What needs to be done ▸ Count every line that has the word "KRÍDLO" in it; give no more than the number.
# Task input start
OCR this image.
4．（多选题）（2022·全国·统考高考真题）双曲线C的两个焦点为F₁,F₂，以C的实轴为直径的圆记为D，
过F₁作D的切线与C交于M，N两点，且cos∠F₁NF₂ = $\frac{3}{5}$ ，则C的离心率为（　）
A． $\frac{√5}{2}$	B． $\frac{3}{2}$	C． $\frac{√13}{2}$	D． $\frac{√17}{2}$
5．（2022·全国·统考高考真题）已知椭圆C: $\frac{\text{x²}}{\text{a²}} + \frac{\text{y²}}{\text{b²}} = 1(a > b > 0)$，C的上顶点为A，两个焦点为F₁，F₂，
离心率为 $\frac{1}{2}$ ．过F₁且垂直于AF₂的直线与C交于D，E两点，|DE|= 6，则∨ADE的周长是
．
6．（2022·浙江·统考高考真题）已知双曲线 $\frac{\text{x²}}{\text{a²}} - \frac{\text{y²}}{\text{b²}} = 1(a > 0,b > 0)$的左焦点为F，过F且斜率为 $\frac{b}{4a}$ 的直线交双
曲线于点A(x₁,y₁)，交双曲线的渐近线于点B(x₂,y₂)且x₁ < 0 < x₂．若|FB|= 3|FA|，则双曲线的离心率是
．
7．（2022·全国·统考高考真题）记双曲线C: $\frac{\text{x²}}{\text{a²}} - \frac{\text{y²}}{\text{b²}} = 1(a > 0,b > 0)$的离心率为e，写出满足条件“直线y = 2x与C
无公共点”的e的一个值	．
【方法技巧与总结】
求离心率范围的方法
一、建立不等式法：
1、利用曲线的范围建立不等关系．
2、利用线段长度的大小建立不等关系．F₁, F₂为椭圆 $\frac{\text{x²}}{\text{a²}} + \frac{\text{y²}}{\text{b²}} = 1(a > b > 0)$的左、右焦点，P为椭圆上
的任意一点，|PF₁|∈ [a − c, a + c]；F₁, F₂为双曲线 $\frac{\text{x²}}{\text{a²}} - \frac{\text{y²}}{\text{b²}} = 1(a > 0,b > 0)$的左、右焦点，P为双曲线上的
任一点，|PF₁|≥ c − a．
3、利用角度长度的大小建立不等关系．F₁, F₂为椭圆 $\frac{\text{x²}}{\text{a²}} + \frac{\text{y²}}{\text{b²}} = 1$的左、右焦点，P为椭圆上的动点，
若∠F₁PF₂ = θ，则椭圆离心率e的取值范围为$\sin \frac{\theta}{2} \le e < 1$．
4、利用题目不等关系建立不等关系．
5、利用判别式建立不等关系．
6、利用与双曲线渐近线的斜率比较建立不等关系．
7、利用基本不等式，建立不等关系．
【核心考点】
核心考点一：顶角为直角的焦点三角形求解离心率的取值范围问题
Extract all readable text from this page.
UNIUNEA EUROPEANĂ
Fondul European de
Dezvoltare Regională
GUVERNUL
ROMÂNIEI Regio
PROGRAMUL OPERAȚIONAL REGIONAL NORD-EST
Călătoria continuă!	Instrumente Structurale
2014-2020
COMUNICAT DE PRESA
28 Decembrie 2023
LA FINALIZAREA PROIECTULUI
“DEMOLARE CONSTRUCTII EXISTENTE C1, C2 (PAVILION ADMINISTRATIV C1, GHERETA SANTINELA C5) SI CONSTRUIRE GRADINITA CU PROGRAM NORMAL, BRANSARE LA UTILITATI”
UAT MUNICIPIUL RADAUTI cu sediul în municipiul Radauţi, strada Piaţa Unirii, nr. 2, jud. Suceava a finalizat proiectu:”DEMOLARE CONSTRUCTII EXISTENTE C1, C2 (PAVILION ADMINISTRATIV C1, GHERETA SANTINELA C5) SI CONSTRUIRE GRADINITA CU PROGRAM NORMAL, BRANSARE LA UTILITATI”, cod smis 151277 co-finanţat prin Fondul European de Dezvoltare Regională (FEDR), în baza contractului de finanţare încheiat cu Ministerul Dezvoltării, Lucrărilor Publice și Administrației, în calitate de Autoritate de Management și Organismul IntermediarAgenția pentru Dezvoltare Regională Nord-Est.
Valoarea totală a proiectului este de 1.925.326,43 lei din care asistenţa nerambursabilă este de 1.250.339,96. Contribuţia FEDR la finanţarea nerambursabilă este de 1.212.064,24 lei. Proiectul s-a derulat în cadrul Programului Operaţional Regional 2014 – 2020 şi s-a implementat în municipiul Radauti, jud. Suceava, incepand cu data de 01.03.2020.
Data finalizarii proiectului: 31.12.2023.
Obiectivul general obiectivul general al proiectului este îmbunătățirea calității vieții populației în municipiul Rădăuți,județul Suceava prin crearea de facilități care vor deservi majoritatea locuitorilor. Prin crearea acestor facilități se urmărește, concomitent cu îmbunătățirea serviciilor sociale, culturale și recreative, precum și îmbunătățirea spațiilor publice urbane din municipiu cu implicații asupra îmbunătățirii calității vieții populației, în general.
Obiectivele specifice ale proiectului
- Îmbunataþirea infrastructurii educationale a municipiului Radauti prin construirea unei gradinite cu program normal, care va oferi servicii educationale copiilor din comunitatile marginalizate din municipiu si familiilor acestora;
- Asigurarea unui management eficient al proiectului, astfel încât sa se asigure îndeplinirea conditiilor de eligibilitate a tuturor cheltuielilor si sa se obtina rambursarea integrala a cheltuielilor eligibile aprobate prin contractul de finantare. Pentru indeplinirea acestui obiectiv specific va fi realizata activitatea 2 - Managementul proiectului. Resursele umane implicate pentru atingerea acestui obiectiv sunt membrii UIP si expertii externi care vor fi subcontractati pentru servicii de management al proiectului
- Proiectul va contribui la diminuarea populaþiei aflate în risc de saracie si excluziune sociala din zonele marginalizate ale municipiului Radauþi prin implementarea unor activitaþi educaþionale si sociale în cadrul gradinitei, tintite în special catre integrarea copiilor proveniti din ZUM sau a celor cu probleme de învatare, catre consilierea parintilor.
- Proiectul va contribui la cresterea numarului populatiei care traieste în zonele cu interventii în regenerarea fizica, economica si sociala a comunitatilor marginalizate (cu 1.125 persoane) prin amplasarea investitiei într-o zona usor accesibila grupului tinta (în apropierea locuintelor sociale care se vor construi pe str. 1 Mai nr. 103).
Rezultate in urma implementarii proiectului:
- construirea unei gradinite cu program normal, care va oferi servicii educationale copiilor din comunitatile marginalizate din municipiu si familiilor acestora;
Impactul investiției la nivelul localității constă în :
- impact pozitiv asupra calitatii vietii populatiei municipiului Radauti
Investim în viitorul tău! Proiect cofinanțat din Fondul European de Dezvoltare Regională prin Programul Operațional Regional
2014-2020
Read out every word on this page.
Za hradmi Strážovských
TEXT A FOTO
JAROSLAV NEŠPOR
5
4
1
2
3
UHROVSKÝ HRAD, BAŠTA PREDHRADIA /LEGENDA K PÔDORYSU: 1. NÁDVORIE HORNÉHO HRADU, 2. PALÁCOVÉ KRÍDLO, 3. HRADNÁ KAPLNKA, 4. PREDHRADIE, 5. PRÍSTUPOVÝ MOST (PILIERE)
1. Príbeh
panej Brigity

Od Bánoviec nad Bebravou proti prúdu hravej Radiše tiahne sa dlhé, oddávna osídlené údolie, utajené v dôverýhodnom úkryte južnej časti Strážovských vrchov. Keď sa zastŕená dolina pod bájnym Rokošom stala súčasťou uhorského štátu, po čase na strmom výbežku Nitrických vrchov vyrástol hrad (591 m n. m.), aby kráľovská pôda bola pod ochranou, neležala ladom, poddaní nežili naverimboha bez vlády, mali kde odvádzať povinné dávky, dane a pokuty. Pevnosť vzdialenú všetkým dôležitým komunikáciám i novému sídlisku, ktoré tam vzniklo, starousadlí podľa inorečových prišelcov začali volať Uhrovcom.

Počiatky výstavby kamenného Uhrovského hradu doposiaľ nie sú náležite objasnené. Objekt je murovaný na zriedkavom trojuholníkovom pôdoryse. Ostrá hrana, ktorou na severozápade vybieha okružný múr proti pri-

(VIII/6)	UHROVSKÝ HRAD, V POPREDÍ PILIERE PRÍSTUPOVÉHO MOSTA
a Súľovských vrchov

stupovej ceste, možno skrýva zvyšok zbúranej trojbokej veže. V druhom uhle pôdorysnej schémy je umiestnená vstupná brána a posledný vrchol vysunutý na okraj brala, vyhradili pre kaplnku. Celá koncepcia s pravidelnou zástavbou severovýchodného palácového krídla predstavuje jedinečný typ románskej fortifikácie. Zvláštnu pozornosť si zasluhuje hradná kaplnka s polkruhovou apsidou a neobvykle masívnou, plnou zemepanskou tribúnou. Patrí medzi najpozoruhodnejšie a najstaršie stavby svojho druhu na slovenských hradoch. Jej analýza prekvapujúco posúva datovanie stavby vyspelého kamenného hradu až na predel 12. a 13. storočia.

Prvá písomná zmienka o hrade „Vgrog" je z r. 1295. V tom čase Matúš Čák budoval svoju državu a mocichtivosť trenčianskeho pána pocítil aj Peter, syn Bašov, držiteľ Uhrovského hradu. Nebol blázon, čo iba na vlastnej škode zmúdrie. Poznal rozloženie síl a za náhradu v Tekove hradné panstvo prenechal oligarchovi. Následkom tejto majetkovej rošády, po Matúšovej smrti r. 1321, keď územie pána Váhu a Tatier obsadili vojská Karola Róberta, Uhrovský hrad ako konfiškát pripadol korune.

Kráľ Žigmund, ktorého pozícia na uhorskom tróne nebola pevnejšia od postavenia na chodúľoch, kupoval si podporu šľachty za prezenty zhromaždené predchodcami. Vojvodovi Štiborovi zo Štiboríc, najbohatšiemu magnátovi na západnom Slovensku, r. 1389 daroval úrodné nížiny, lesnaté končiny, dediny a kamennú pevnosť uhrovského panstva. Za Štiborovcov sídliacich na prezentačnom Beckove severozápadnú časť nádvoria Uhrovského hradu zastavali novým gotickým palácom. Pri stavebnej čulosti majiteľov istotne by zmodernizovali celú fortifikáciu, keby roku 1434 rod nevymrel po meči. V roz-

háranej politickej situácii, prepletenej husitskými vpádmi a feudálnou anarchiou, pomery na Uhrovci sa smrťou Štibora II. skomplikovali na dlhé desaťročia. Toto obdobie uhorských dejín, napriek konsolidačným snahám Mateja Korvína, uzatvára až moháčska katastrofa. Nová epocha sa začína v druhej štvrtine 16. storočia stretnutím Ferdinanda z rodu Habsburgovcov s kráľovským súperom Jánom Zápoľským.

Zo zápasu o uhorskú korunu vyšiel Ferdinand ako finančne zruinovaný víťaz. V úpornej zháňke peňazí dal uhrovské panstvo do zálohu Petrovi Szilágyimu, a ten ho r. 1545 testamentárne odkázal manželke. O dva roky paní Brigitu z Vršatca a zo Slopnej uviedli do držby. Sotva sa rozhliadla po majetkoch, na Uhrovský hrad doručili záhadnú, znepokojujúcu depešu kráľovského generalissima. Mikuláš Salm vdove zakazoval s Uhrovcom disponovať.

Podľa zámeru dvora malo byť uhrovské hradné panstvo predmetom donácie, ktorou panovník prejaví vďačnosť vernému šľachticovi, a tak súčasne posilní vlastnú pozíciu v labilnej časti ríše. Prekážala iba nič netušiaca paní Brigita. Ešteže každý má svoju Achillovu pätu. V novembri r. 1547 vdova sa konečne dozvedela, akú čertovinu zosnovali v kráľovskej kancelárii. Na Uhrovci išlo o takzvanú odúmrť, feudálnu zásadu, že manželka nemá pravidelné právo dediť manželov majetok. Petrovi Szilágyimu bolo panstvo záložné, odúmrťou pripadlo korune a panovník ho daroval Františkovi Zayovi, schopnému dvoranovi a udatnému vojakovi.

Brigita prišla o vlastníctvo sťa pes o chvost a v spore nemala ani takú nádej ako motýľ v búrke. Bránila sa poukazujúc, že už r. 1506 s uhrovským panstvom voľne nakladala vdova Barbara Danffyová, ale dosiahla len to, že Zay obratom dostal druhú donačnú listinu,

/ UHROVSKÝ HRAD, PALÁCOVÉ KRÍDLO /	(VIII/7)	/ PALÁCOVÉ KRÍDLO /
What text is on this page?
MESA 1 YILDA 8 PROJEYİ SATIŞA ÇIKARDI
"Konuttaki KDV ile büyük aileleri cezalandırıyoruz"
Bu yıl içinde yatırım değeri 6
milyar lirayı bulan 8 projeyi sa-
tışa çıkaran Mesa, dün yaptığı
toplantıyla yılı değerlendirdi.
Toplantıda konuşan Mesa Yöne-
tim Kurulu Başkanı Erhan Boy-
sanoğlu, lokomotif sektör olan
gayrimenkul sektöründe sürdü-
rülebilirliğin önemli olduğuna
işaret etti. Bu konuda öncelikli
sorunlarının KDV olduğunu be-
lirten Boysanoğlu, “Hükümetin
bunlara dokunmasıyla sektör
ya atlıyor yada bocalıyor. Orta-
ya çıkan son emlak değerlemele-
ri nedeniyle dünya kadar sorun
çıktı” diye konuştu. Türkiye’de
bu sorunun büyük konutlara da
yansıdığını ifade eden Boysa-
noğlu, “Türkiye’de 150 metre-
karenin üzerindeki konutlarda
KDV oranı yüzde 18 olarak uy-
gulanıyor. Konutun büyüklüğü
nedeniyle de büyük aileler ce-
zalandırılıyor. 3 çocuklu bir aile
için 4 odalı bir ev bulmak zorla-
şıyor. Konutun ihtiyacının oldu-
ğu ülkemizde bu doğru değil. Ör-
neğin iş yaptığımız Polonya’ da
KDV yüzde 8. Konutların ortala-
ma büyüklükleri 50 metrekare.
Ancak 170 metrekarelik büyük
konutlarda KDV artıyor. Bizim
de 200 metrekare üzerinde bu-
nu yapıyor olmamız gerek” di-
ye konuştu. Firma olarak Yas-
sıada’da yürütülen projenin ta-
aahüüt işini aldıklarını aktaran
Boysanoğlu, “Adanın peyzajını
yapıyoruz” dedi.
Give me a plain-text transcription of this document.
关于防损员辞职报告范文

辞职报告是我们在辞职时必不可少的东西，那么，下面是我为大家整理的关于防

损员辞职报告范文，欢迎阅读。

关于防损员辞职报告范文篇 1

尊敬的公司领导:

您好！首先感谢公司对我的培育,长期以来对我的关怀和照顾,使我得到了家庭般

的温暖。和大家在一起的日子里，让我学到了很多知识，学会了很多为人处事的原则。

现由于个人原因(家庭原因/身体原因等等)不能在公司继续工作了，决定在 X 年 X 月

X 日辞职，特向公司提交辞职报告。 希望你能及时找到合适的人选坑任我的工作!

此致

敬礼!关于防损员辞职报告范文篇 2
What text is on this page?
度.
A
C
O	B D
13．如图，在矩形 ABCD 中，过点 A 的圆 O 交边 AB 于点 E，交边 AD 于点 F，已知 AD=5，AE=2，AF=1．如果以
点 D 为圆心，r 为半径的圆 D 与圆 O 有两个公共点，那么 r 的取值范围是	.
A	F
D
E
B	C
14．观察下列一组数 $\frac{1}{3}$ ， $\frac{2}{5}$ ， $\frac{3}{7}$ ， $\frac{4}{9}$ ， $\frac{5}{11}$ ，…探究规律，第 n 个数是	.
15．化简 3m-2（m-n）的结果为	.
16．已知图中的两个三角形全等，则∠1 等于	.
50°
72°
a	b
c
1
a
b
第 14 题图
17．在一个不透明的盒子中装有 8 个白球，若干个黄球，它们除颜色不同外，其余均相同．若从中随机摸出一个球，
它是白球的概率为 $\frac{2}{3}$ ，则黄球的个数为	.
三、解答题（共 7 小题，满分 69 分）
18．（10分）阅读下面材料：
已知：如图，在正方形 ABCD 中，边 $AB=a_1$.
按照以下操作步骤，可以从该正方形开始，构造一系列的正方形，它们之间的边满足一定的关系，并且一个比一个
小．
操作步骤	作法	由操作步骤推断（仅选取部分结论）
# Task input end
Correct result ▸ 2